begin

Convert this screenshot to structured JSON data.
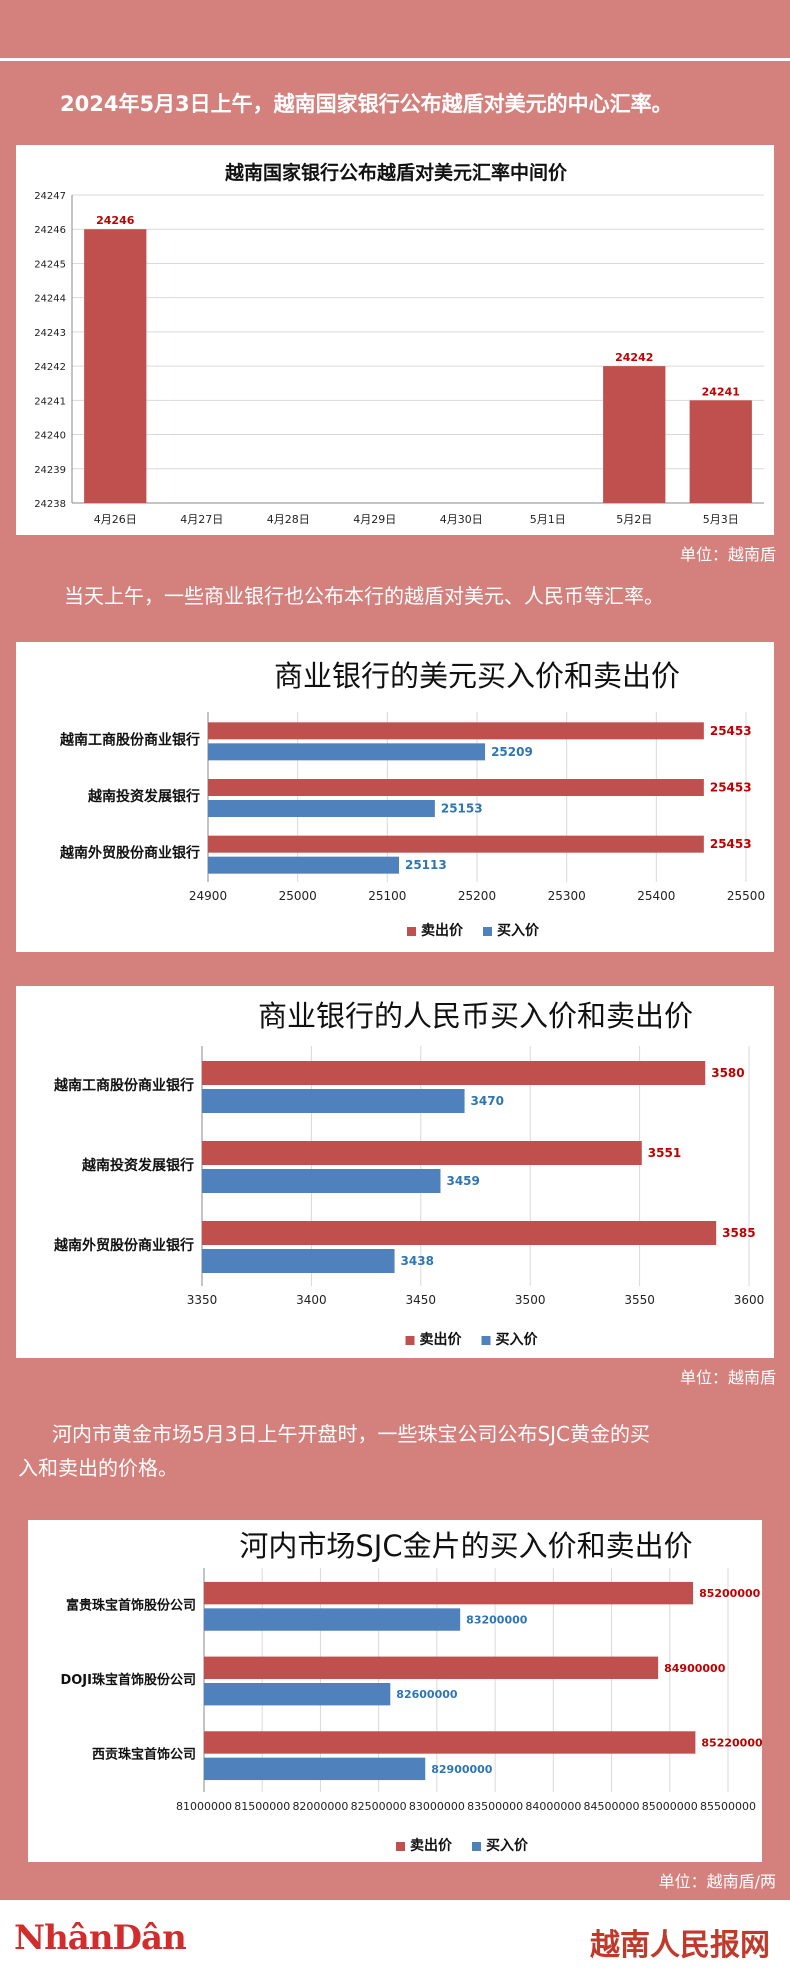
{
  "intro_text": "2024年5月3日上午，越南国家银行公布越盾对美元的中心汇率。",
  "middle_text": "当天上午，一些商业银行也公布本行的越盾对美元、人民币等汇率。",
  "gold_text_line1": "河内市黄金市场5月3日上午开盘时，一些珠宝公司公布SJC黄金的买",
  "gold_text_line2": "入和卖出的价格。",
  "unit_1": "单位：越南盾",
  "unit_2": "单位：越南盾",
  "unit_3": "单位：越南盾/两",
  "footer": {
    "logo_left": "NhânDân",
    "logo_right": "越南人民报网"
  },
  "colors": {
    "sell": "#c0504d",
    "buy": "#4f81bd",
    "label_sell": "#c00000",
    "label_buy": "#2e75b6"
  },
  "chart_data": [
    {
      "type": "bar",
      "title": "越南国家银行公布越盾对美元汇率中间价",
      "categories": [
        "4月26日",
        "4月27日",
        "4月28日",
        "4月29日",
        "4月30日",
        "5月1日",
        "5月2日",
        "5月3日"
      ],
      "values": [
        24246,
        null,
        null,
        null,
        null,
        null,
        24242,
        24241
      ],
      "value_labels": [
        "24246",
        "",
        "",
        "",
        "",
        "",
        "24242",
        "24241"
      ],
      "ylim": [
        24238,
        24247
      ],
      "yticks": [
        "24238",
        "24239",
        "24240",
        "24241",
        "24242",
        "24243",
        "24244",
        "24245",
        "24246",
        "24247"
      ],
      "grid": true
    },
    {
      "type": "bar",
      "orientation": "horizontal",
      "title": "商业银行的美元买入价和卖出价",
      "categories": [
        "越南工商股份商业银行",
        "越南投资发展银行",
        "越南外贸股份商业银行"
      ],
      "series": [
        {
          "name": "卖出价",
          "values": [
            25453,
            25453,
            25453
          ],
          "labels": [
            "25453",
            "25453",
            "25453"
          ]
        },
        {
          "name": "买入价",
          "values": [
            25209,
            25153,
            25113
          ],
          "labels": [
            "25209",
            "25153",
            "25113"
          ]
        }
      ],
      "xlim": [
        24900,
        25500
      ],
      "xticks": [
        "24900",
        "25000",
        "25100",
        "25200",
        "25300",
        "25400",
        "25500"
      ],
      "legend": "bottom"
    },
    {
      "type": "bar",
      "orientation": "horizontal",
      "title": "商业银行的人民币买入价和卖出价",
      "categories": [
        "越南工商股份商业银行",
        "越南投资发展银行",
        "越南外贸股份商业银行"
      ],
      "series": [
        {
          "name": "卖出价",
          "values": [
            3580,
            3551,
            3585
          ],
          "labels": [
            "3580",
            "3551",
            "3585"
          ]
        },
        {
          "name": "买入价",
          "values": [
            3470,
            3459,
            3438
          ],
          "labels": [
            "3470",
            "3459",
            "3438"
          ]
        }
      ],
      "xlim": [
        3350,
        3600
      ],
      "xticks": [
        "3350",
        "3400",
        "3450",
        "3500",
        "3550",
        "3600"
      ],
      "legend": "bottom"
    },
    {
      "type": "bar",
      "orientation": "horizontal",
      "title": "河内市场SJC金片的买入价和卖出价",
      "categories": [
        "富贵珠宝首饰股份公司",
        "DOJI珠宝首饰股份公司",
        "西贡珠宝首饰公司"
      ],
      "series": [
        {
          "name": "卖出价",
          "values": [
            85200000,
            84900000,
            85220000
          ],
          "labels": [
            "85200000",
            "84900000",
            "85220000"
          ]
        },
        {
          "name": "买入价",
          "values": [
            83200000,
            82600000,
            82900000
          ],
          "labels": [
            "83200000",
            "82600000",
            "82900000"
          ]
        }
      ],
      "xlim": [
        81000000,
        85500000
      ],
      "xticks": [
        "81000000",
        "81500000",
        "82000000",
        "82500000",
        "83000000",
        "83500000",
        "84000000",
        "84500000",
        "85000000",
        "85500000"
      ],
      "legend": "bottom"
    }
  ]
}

end
begin

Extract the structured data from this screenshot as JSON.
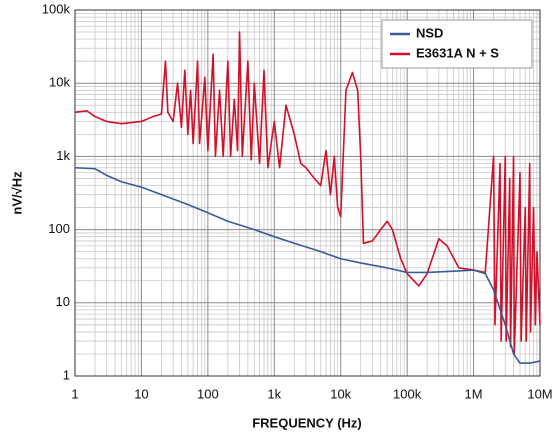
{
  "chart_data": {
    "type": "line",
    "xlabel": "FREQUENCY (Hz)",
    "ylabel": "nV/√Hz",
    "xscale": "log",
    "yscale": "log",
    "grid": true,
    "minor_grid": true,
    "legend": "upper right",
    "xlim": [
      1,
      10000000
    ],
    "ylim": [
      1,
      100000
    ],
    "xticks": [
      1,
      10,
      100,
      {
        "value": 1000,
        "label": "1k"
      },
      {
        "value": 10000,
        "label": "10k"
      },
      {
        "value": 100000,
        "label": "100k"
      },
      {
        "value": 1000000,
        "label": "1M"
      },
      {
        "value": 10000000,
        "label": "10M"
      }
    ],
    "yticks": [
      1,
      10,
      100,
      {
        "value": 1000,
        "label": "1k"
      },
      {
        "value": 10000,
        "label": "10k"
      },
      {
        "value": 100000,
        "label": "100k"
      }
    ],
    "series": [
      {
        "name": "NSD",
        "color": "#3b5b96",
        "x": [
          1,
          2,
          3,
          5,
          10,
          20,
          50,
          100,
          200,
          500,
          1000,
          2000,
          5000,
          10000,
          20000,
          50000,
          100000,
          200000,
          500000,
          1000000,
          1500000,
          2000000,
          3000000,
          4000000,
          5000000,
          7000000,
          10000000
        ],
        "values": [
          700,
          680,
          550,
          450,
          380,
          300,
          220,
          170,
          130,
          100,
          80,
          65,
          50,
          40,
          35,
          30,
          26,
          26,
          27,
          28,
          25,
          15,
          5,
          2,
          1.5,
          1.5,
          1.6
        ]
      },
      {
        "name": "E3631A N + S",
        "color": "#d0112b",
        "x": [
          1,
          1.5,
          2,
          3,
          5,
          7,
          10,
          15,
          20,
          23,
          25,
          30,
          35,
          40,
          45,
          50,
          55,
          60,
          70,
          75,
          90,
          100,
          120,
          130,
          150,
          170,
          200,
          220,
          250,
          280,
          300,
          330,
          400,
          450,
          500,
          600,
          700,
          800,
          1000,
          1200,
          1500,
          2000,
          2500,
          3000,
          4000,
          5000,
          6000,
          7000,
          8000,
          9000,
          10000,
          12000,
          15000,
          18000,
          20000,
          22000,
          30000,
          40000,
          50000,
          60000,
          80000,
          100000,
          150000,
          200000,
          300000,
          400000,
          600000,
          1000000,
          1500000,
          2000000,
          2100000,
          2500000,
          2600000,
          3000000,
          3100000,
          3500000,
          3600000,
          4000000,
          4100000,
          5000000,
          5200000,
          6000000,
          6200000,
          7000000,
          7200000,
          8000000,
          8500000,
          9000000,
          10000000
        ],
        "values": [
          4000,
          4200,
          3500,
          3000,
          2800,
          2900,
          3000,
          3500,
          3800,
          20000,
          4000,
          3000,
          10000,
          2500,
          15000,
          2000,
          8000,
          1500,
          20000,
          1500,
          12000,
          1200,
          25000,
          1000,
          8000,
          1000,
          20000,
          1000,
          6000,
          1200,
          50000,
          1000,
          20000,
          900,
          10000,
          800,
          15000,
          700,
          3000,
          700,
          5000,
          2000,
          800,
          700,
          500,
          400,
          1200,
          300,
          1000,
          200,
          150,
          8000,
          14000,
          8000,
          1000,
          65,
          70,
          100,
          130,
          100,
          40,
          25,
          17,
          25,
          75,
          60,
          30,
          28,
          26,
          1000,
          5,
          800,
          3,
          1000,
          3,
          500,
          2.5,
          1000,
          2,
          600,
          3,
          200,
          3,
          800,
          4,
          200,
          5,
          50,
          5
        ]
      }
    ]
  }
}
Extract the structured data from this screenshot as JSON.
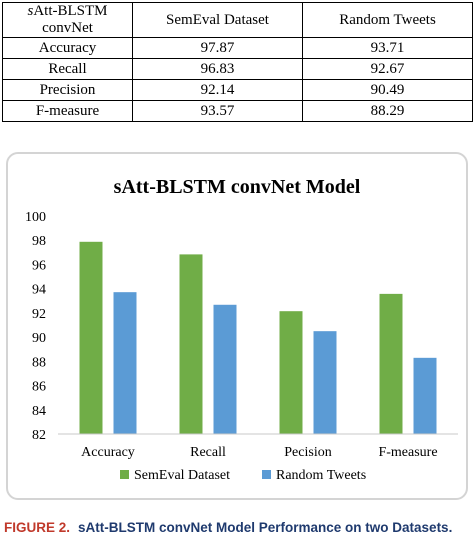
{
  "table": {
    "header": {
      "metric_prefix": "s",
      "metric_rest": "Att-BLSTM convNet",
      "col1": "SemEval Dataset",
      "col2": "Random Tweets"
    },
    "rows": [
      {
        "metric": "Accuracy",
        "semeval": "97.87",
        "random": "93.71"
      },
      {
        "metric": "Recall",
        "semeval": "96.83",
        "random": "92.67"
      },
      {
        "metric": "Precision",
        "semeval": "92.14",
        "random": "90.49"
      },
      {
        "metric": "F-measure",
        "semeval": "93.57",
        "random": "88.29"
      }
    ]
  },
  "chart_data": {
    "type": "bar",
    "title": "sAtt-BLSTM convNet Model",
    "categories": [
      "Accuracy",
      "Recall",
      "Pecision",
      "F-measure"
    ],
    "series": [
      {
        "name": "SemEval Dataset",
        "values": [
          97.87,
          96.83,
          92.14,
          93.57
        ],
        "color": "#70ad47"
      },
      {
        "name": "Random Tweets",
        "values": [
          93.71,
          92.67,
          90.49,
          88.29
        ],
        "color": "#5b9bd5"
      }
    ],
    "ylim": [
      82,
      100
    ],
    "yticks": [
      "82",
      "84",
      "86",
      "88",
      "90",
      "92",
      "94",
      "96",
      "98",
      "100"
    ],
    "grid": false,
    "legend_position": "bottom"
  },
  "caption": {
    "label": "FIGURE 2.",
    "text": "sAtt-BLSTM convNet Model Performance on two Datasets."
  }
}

end
begin

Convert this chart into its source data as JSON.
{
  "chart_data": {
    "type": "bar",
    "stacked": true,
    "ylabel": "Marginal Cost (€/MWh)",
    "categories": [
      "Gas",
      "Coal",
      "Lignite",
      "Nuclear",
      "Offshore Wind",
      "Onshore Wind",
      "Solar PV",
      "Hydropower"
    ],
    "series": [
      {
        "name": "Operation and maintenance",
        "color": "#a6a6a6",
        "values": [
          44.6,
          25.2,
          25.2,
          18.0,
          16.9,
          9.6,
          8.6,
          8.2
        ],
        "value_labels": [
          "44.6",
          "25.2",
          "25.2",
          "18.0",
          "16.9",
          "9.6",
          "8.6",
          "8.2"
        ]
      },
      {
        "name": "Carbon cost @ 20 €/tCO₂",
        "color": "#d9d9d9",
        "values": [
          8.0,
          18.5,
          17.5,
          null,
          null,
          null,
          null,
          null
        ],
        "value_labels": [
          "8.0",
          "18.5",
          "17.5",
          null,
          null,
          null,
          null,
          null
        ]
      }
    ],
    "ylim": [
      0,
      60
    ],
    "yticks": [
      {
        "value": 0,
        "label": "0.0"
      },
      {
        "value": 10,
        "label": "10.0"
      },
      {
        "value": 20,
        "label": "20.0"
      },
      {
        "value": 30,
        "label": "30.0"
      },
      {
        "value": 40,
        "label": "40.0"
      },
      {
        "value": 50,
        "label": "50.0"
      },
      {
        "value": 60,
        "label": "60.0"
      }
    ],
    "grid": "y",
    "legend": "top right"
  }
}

end

| Job |
Search the data above for the string "convNet" and copy each line that has it.

| Solved exercise |
      "metric_rest": "Att-BLSTM convNet",
    "title": "sAtt-BLSTM convNet Model",
    "text": "sAtt-BLSTM convNet Model Performance on two Datasets."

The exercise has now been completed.